[BEGIN Listing]

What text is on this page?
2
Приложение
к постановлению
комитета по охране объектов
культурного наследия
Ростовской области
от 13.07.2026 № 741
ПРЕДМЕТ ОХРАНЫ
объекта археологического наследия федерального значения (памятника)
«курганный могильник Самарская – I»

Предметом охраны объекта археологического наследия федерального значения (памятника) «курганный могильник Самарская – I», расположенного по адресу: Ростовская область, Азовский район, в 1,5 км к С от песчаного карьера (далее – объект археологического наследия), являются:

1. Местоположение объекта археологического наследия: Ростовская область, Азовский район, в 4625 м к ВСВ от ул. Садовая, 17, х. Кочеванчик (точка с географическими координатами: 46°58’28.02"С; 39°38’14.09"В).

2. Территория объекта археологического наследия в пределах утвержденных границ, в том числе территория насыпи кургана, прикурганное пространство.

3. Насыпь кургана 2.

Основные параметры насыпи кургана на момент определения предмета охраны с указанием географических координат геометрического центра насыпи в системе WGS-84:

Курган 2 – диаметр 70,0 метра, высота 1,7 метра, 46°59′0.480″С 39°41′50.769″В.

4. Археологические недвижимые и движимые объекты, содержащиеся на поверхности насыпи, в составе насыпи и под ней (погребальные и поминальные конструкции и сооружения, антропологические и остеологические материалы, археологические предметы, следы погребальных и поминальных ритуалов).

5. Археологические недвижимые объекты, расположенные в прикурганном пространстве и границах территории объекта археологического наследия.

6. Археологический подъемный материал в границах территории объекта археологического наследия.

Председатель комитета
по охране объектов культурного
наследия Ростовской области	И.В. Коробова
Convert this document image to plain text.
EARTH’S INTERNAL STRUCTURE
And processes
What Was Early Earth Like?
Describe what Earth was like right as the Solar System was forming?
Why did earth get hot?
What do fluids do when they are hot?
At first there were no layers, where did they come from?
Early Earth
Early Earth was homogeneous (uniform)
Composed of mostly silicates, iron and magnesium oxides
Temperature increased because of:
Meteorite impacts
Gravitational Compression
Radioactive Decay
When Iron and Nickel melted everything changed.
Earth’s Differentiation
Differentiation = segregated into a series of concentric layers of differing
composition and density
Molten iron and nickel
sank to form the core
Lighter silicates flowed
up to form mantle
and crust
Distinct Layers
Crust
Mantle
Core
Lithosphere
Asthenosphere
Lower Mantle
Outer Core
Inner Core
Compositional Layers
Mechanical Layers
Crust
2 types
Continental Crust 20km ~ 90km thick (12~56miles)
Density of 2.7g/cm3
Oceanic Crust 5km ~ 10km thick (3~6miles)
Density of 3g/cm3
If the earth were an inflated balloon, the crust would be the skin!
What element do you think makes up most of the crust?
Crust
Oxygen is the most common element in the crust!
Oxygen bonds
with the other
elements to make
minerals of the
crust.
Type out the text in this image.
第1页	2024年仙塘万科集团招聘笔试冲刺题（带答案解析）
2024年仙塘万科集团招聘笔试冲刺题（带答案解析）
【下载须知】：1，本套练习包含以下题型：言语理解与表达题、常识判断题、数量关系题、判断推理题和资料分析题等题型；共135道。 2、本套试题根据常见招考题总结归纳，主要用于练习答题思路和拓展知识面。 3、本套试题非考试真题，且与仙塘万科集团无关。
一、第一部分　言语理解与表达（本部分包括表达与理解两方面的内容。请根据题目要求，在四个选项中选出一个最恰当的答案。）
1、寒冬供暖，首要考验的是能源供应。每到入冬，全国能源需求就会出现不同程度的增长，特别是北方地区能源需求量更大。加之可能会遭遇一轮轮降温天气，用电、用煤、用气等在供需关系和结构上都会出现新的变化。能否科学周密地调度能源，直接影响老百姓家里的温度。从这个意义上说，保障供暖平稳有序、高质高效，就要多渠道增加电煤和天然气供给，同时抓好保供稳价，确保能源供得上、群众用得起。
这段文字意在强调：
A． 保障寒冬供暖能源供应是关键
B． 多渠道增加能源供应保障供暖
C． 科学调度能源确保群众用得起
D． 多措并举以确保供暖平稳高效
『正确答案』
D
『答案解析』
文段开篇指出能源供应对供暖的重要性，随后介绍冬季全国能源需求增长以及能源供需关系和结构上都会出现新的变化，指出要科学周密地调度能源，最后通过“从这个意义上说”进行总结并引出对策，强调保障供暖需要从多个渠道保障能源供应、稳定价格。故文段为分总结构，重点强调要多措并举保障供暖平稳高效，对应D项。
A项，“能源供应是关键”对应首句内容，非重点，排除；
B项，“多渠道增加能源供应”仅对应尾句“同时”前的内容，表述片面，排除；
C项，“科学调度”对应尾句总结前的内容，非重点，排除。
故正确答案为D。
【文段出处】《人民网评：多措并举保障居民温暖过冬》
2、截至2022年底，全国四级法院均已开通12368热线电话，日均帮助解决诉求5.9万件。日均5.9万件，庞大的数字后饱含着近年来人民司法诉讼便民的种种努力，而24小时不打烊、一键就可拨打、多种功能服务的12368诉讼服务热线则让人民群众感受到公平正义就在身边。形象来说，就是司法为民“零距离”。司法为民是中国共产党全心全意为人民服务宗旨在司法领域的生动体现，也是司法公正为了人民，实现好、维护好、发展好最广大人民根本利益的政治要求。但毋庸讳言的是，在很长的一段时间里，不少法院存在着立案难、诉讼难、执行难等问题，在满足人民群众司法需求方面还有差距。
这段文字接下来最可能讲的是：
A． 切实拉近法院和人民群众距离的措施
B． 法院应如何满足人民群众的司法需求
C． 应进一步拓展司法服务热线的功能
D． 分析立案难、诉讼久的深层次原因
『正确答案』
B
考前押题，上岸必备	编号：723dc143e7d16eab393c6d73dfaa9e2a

[END Listing]

Directions — Set down all of the records shown above once more, exactly.

Correct response —
What text is on this page?
2
Приложение
к постановлению
комитета по охране объектов
культурного наследия
Ростовской области
от 13.07.2026 № 741
ПРЕДМЕТ ОХРАНЫ
объекта археологического наследия федерального значения (памятника)
«курганный могильник Самарская – I»

Предметом охраны объекта археологического наследия федерального значения (памятника) «курганный могильник Самарская – I», расположенного по адресу: Ростовская область, Азовский район, в 1,5 км к С от песчаного карьера (далее – объект археологического наследия), являются:

1. Местоположение объекта археологического наследия: Ростовская область, Азовский район, в 4625 м к ВСВ от ул. Садовая, 17, х. Кочеванчик (точка с географическими координатами: 46°58’28.02"С; 39°38’14.09"В).

2. Территория объекта археологического наследия в пределах утвержденных границ, в том числе территория насыпи кургана, прикурганное пространство.

3. Насыпь кургана 2.

Основные параметры насыпи кургана на момент определения предмета охраны с указанием географических координат геометрического центра насыпи в системе WGS-84:

Курган 2 – диаметр 70,0 метра, высота 1,7 метра, 46°59′0.480″С 39°41′50.769″В.

4. Археологические недвижимые и движимые объекты, содержащиеся на поверхности насыпи, в составе насыпи и под ней (погребальные и поминальные конструкции и сооружения, антропологические и остеологические материалы, археологические предметы, следы погребальных и поминальных ритуалов).

5. Археологические недвижимые объекты, расположенные в прикурганном пространстве и границах территории объекта археологического наследия.

6. Археологический подъемный материал в границах территории объекта археологического наследия.

Председатель комитета
по охране объектов культурного
наследия Ростовской области	И.В. Коробова
Convert this document image to plain text.
EARTH’S INTERNAL STRUCTURE
And processes
What Was Early Earth Like?
Describe what Earth was like right as the Solar System was forming?
Why did earth get hot?
What do fluids do when they are hot?
At first there were no layers, where did they come from?
Early Earth
Early Earth was homogeneous (uniform)
Composed of mostly silicates, iron and magnesium oxides
Temperature increased because of:
Meteorite impacts
Gravitational Compression
Radioactive Decay
When Iron and Nickel melted everything changed.
Earth’s Differentiation
Differentiation = segregated into a series of concentric layers of differing
composition and density
Molten iron and nickel
sank to form the core
Lighter silicates flowed
up to form mantle
and crust
Distinct Layers
Crust
Mantle
Core
Lithosphere
Asthenosphere
Lower Mantle
Outer Core
Inner Core
Compositional Layers
Mechanical Layers
Crust
2 types
Continental Crust 20km ~ 90km thick (12~56miles)
Density of 2.7g/cm3
Oceanic Crust 5km ~ 10km thick (3~6miles)
Density of 3g/cm3
If the earth were an inflated balloon, the crust would be the skin!
What element do you think makes up most of the crust?
Crust
Oxygen is the most common element in the crust!
Oxygen bonds
with the other
elements to make
minerals of the
crust.
Type out the text in this image.
第1页	2024年仙塘万科集团招聘笔试冲刺题（带答案解析）
2024年仙塘万科集团招聘笔试冲刺题（带答案解析）
【下载须知】：1，本套练习包含以下题型：言语理解与表达题、常识判断题、数量关系题、判断推理题和资料分析题等题型；共135道。 2、本套试题根据常见招考题总结归纳，主要用于练习答题思路和拓展知识面。 3、本套试题非考试真题，且与仙塘万科集团无关。
一、第一部分　言语理解与表达（本部分包括表达与理解两方面的内容。请根据题目要求，在四个选项中选出一个最恰当的答案。）
1、寒冬供暖，首要考验的是能源供应。每到入冬，全国能源需求就会出现不同程度的增长，特别是北方地区能源需求量更大。加之可能会遭遇一轮轮降温天气，用电、用煤、用气等在供需关系和结构上都会出现新的变化。能否科学周密地调度能源，直接影响老百姓家里的温度。从这个意义上说，保障供暖平稳有序、高质高效，就要多渠道增加电煤和天然气供给，同时抓好保供稳价，确保能源供得上、群众用得起。
这段文字意在强调：
A． 保障寒冬供暖能源供应是关键
B． 多渠道增加能源供应保障供暖
C． 科学调度能源确保群众用得起
D． 多措并举以确保供暖平稳高效
『正确答案』
D
『答案解析』
文段开篇指出能源供应对供暖的重要性，随后介绍冬季全国能源需求增长以及能源供需关系和结构上都会出现新的变化，指出要科学周密地调度能源，最后通过“从这个意义上说”进行总结并引出对策，强调保障供暖需要从多个渠道保障能源供应、稳定价格。故文段为分总结构，重点强调要多措并举保障供暖平稳高效，对应D项。
A项，“能源供应是关键”对应首句内容，非重点，排除；
B项，“多渠道增加能源供应”仅对应尾句“同时”前的内容，表述片面，排除；
C项，“科学调度”对应尾句总结前的内容，非重点，排除。
故正确答案为D。
【文段出处】《人民网评：多措并举保障居民温暖过冬》
2、截至2022年底，全国四级法院均已开通12368热线电话，日均帮助解决诉求5.9万件。日均5.9万件，庞大的数字后饱含着近年来人民司法诉讼便民的种种努力，而24小时不打烊、一键就可拨打、多种功能服务的12368诉讼服务热线则让人民群众感受到公平正义就在身边。形象来说，就是司法为民“零距离”。司法为民是中国共产党全心全意为人民服务宗旨在司法领域的生动体现，也是司法公正为了人民，实现好、维护好、发展好最广大人民根本利益的政治要求。但毋庸讳言的是，在很长的一段时间里，不少法院存在着立案难、诉讼难、执行难等问题，在满足人民群众司法需求方面还有差距。
这段文字接下来最可能讲的是：
A． 切实拉近法院和人民群众距离的措施
B． 法院应如何满足人民群众的司法需求
C． 应进一步拓展司法服务热线的功能
D． 分析立案难、诉讼久的深层次原因
『正确答案』
B
考前押题，上岸必备	编号：723dc143e7d16eab393c6d73dfaa9e2a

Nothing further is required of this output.